_WHAT TO WORK ON_
Retype each line of the material exactly, please, skipping any picture in it.
━━━━━ SUPPLIED INFORMATION ━━━━━
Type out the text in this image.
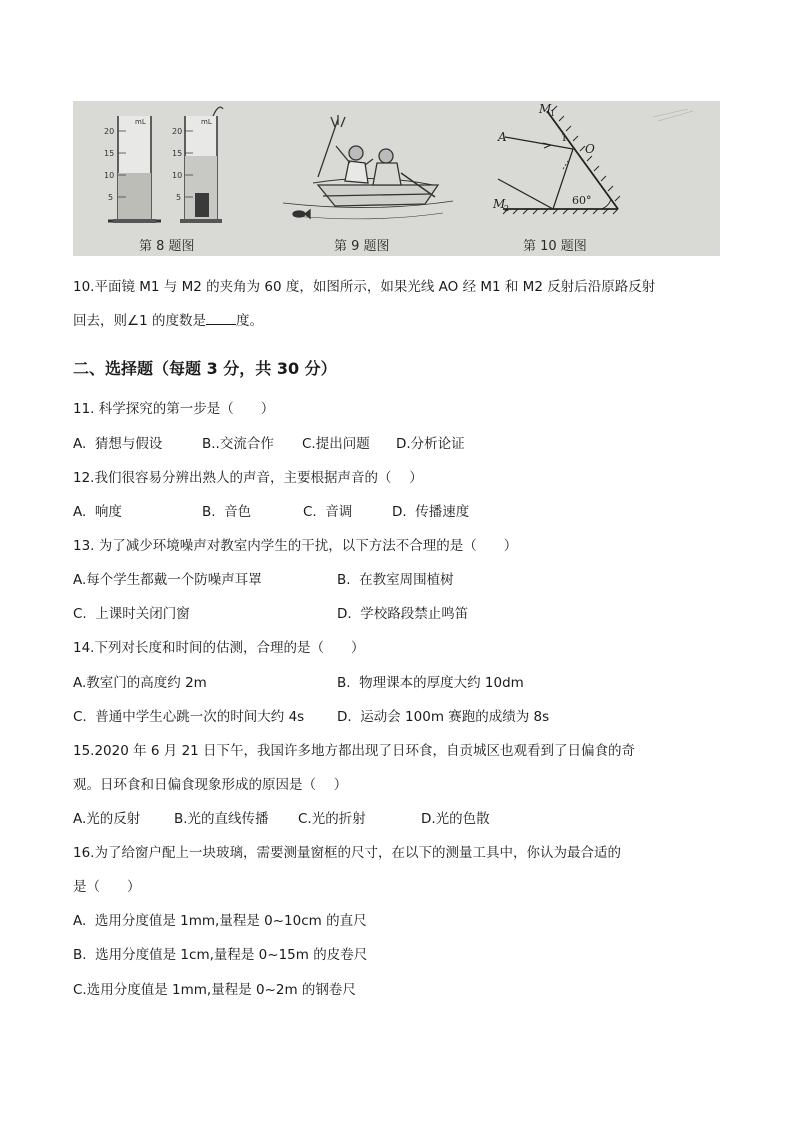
20
15
10
5
mL
20
15
10
5
mL
M
1
M
2
A
O
1
60°
第 8 题图	第 9 题图	第 10 题图
10.平面镜 M1 与 M2 的夹角为 60 度，如图所示，如果光线 AO 经 M1 和 M2 反射后沿原路反射
回去，则∠1 的度数是 度。
二、选择题（每题 3 分，共 30 分）
11. 科学探究的第一步是（　　）
A.  猜想与假设	B..交流合作 C.提出问题 D.分析论证
12.我们很容易分辨出熟人的声音，主要根据声音的（　 ）
A.  响度	B.  音色	C.  音调	D.  传播速度
13. 为了减少环境噪声对教室内学生的干扰，以下方法不合理的是（　　）
A.每个学生都戴一个防噪声耳罩	B.  在教室周围植树
C.  上课时关闭门窗	D.  学校路段禁止鸣笛
14.下列对长度和时间的估测，合理的是（　　）
A.教室门的高度约 2m	B.  物理课本的厚度大约 10dm
C.  普通中学生心跳一次的时间大约 4s D.  运动会 100m 赛跑的成绩为 8s
15.2020 年 6 月 21 日下午，我国许多地方都出现了日环食，自贡城区也观看到了日偏食的奇
观。日环食和日偏食现象形成的原因是（　 ）
A.光的反射 B.光的直线传播 C.光的折射	D.光的色散
16.为了给窗户配上一块玻璃，需要测量窗框的尺寸，在以下的测量工具中，你认为最合适的
是（　　）
A.  选用分度值是 1mm,量程是 0~10cm 的直尺
B.  选用分度值是 1cm,量程是 0~15m 的皮卷尺
C.选用分度值是 1mm,量程是 0~2m 的钢卷尺
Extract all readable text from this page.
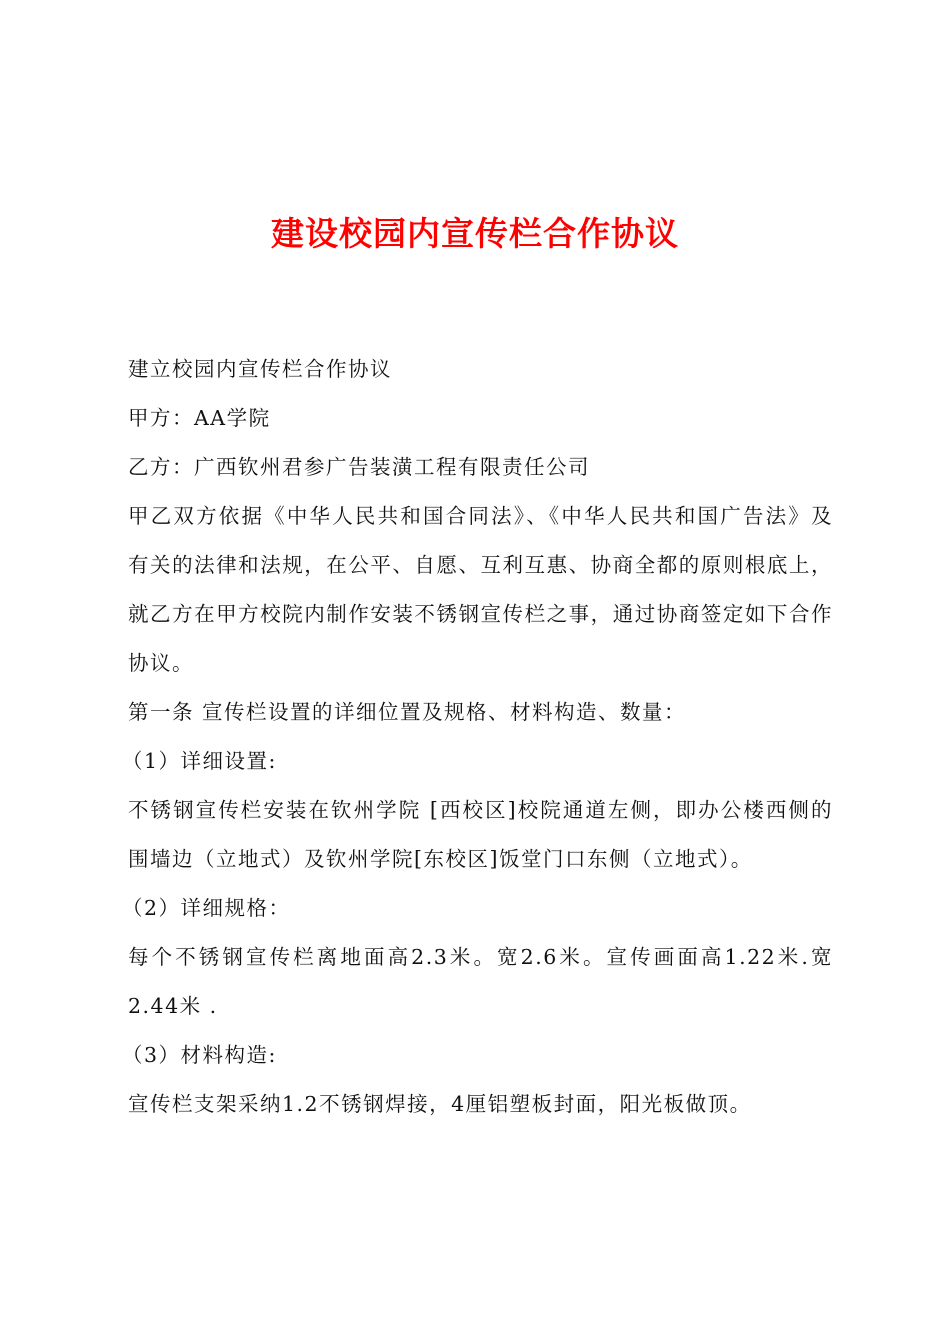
建设校园内宣传栏合作协议

建立校园内宣传栏合作协议

甲方：AA学院

乙方：广西钦州君参广告装潢工程有限责任公司

甲乙双方依据《中华人民共和国合同法》、《中华人民共和国广告法》及有关的法律和法规，在公平、自愿、互利互惠、协商全都的原则根底上，就乙方在甲方校院内制作安装不锈钢宣传栏之事，通过协商签定如下合作协议。

第一条 宣传栏设置的详细位置及规格、材料构造、数量：

（1）详细设置:

不锈钢宣传栏安装在钦州学院 [西校区]校院通道左侧，即办公楼西侧的围墙边（立地式）及钦州学院[东校区]饭堂门口东侧（立地式）。

（2）详细规格：

每个不锈钢宣传栏离地面高2.3米。宽2.6米。宣传画面高1.22米.宽2.44米 .

（3）材料构造:

宣传栏支架采纳1.2不锈钢焊接，4厘铝塑板封面，阳光板做顶。
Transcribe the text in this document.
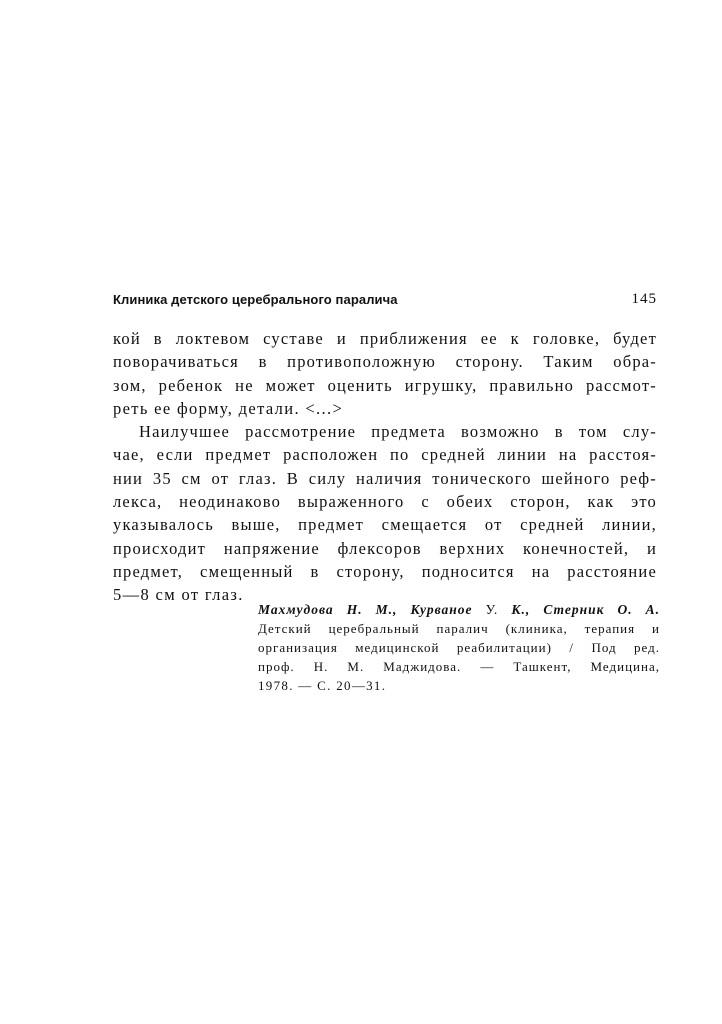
Клиника детского церебрального паралича	145
кой в локтевом суставе и приближения ее к головке, будет
поворачиваться в противоположную сторону. Таким обра-
зом, ребенок не может оценить игрушку, правильно рассмот-
реть ее форму, детали. <...>
Наилучшее рассмотрение предмета возможно в том слу-
чае, если предмет расположен по средней линии на расстоя-
нии 35 см от глаз. В силу наличия тонического шейного реф-
лекса, неодинаково выраженного с обеих сторон, как это
указывалось выше, предмет смещается от средней линии,
происходит напряжение флексоров верхних конечностей, и
предмет, смещенный в сторону, подносится на расстояние
5—8 см от глаз.
Махмудова Н. М., Курваное У. К., Стерник О. А.
Детский церебральный паралич (клиника, терапия и
организация медицинской реабилитации) / Под ред.
проф. Н. М. Маджидова. — Ташкент, Медицина,
1978. — С. 20—31.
━━━━━
_FULL ANSWER_
Type out the text in this image.
20
15
10
5
mL
20
15
10
5
mL
M
1
M
2
A
O
1
60°
第 8 题图	第 9 题图	第 10 题图
10.平面镜 M1 与 M2 的夹角为 60 度，如图所示，如果光线 AO 经 M1 和 M2 反射后沿原路反射
回去，则∠1 的度数是 度。
二、选择题（每题 3 分，共 30 分）
11. 科学探究的第一步是（　　）
A.  猜想与假设	B..交流合作 C.提出问题 D.分析论证
12.我们很容易分辨出熟人的声音，主要根据声音的（　 ）
A.  响度	B.  音色	C.  音调	D.  传播速度
13. 为了减少环境噪声对教室内学生的干扰，以下方法不合理的是（　　）
A.每个学生都戴一个防噪声耳罩	B.  在教室周围植树
C.  上课时关闭门窗	D.  学校路段禁止鸣笛
14.下列对长度和时间的估测，合理的是（　　）
A.教室门的高度约 2m	B.  物理课本的厚度大约 10dm
C.  普通中学生心跳一次的时间大约 4s D.  运动会 100m 赛跑的成绩为 8s
15.2020 年 6 月 21 日下午，我国许多地方都出现了日环食，自贡城区也观看到了日偏食的奇
观。日环食和日偏食现象形成的原因是（　 ）
A.光的反射 B.光的直线传播 C.光的折射	D.光的色散
16.为了给窗户配上一块玻璃，需要测量窗框的尺寸，在以下的测量工具中，你认为最合适的
是（　　）
A.  选用分度值是 1mm,量程是 0~10cm 的直尺
B.  选用分度值是 1cm,量程是 0~15m 的皮卷尺
C.选用分度值是 1mm,量程是 0~2m 的钢卷尺
Extract all readable text from this page.
建设校园内宣传栏合作协议

建立校园内宣传栏合作协议

甲方：AA学院

乙方：广西钦州君参广告装潢工程有限责任公司

甲乙双方依据《中华人民共和国合同法》、《中华人民共和国广告法》及有关的法律和法规，在公平、自愿、互利互惠、协商全都的原则根底上，就乙方在甲方校院内制作安装不锈钢宣传栏之事，通过协商签定如下合作协议。

第一条 宣传栏设置的详细位置及规格、材料构造、数量：

（1）详细设置:

不锈钢宣传栏安装在钦州学院 [西校区]校院通道左侧，即办公楼西侧的围墙边（立地式）及钦州学院[东校区]饭堂门口东侧（立地式）。

（2）详细规格：

每个不锈钢宣传栏离地面高2.3米。宽2.6米。宣传画面高1.22米.宽2.44米 .

（3）材料构造:

宣传栏支架采纳1.2不锈钢焊接，4厘铝塑板封面，阳光板做顶。
Transcribe the text in this document.
Клиника детского церебрального паралича	145
кой в локтевом суставе и приближения ее к головке, будет
поворачиваться в противоположную сторону. Таким обра-
зом, ребенок не может оценить игрушку, правильно рассмот-
реть ее форму, детали. <...>
Наилучшее рассмотрение предмета возможно в том слу-
чае, если предмет расположен по средней линии на расстоя-
нии 35 см от глаз. В силу наличия тонического шейного реф-
лекса, неодинаково выраженного с обеих сторон, как это
указывалось выше, предмет смещается от средней линии,
происходит напряжение флексоров верхних конечностей, и
предмет, смещенный в сторону, подносится на расстояние
5—8 см от глаз.
Махмудова Н. М., Курваное У. К., Стерник О. А.
Детский церебральный паралич (клиника, терапия и
организация медицинской реабилитации) / Под ред.
проф. Н. М. Маджидова. — Ташкент, Медицина,
1978. — С. 20—31.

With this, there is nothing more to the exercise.